** Problem details **
Your task is to repeat the entries word for word while leaving out the pictures.

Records
— BEGIN —
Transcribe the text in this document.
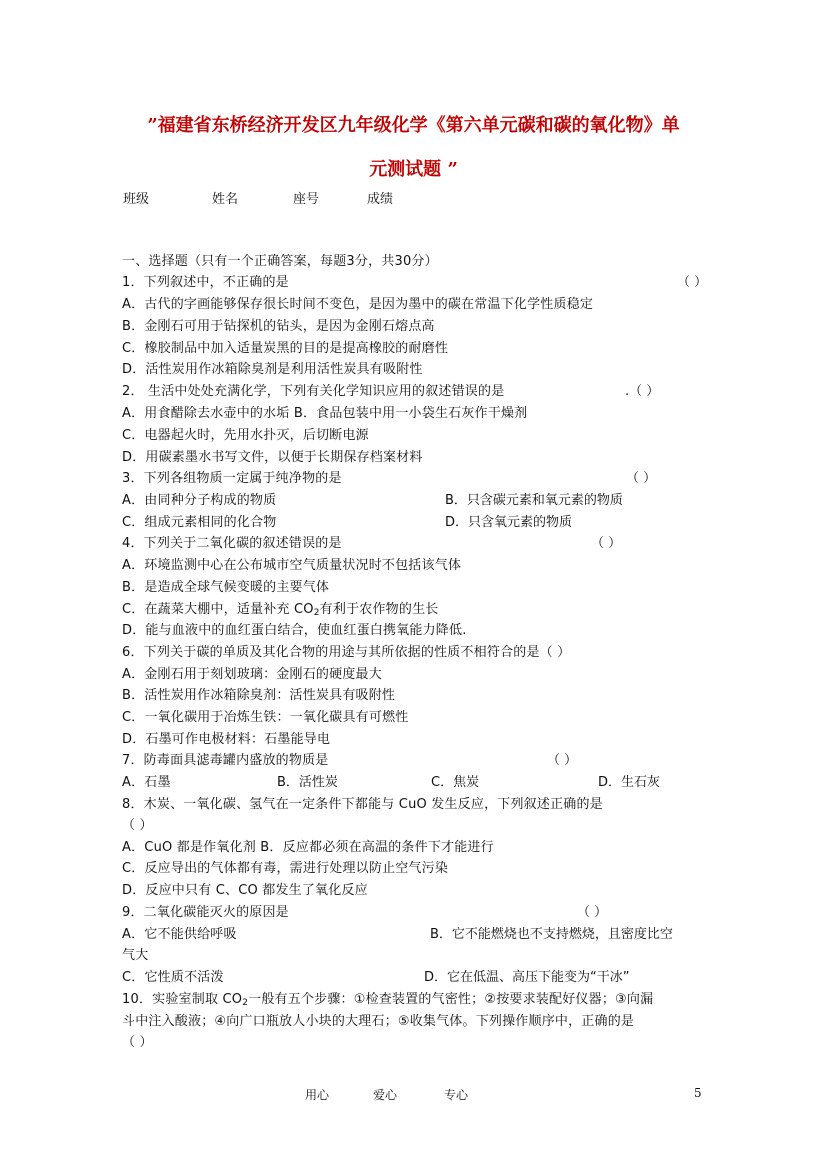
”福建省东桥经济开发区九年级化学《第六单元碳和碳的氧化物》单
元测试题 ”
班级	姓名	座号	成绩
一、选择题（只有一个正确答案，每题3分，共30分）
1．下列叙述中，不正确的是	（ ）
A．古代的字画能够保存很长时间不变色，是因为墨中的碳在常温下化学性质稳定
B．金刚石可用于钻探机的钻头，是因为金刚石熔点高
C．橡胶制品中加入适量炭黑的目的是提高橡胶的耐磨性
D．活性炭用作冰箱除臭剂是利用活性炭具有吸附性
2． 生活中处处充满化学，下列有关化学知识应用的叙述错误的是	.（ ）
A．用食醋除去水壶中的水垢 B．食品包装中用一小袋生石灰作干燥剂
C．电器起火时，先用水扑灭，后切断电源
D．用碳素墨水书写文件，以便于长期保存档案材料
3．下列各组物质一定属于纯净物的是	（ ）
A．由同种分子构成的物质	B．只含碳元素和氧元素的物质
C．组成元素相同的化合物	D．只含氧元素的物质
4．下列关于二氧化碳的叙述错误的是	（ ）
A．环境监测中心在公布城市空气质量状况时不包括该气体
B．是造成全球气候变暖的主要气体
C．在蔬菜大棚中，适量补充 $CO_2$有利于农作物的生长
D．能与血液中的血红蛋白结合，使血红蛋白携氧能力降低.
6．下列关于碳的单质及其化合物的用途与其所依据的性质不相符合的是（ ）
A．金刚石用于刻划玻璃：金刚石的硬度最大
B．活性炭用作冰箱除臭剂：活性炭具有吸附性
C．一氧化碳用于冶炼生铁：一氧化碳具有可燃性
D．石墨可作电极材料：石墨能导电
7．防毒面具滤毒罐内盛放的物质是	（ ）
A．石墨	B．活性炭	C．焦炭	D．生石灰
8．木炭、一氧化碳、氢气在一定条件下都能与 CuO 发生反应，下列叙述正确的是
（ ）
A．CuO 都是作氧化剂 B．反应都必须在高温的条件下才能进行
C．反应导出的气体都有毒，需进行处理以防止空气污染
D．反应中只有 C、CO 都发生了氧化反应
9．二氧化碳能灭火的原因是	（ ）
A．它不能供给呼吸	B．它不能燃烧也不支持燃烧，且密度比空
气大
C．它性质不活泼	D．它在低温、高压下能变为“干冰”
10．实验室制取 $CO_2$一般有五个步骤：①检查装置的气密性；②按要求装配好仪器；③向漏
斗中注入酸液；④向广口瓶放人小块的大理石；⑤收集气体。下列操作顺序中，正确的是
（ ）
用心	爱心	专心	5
— END —
** Output below **
Transcribe the text in this document.
”福建省东桥经济开发区九年级化学《第六单元碳和碳的氧化物》单
元测试题 ”
班级	姓名	座号	成绩
一、选择题（只有一个正确答案，每题3分，共30分）
1．下列叙述中，不正确的是	（ ）
A．古代的字画能够保存很长时间不变色，是因为墨中的碳在常温下化学性质稳定
B．金刚石可用于钻探机的钻头，是因为金刚石熔点高
C．橡胶制品中加入适量炭黑的目的是提高橡胶的耐磨性
D．活性炭用作冰箱除臭剂是利用活性炭具有吸附性
2． 生活中处处充满化学，下列有关化学知识应用的叙述错误的是	.（ ）
A．用食醋除去水壶中的水垢 B．食品包装中用一小袋生石灰作干燥剂
C．电器起火时，先用水扑灭，后切断电源
D．用碳素墨水书写文件，以便于长期保存档案材料
3．下列各组物质一定属于纯净物的是	（ ）
A．由同种分子构成的物质	B．只含碳元素和氧元素的物质
C．组成元素相同的化合物	D．只含氧元素的物质
4．下列关于二氧化碳的叙述错误的是	（ ）
A．环境监测中心在公布城市空气质量状况时不包括该气体
B．是造成全球气候变暖的主要气体
C．在蔬菜大棚中，适量补充 $CO_2$有利于农作物的生长
D．能与血液中的血红蛋白结合，使血红蛋白携氧能力降低.
6．下列关于碳的单质及其化合物的用途与其所依据的性质不相符合的是（ ）
A．金刚石用于刻划玻璃：金刚石的硬度最大
B．活性炭用作冰箱除臭剂：活性炭具有吸附性
C．一氧化碳用于冶炼生铁：一氧化碳具有可燃性
D．石墨可作电极材料：石墨能导电
7．防毒面具滤毒罐内盛放的物质是	（ ）
A．石墨	B．活性炭	C．焦炭	D．生石灰
8．木炭、一氧化碳、氢气在一定条件下都能与 CuO 发生反应，下列叙述正确的是
（ ）
A．CuO 都是作氧化剂 B．反应都必须在高温的条件下才能进行
C．反应导出的气体都有毒，需进行处理以防止空气污染
D．反应中只有 C、CO 都发生了氧化反应
9．二氧化碳能灭火的原因是	（ ）
A．它不能供给呼吸	B．它不能燃烧也不支持燃烧，且密度比空
气大
C．它性质不活泼	D．它在低温、高压下能变为“干冰”
10．实验室制取 $CO_2$一般有五个步骤：①检查装置的气密性；②按要求装配好仪器；③向漏
斗中注入酸液；④向广口瓶放人小块的大理石；⑤收集气体。下列操作顺序中，正确的是
（ ）
用心	爱心	专心	5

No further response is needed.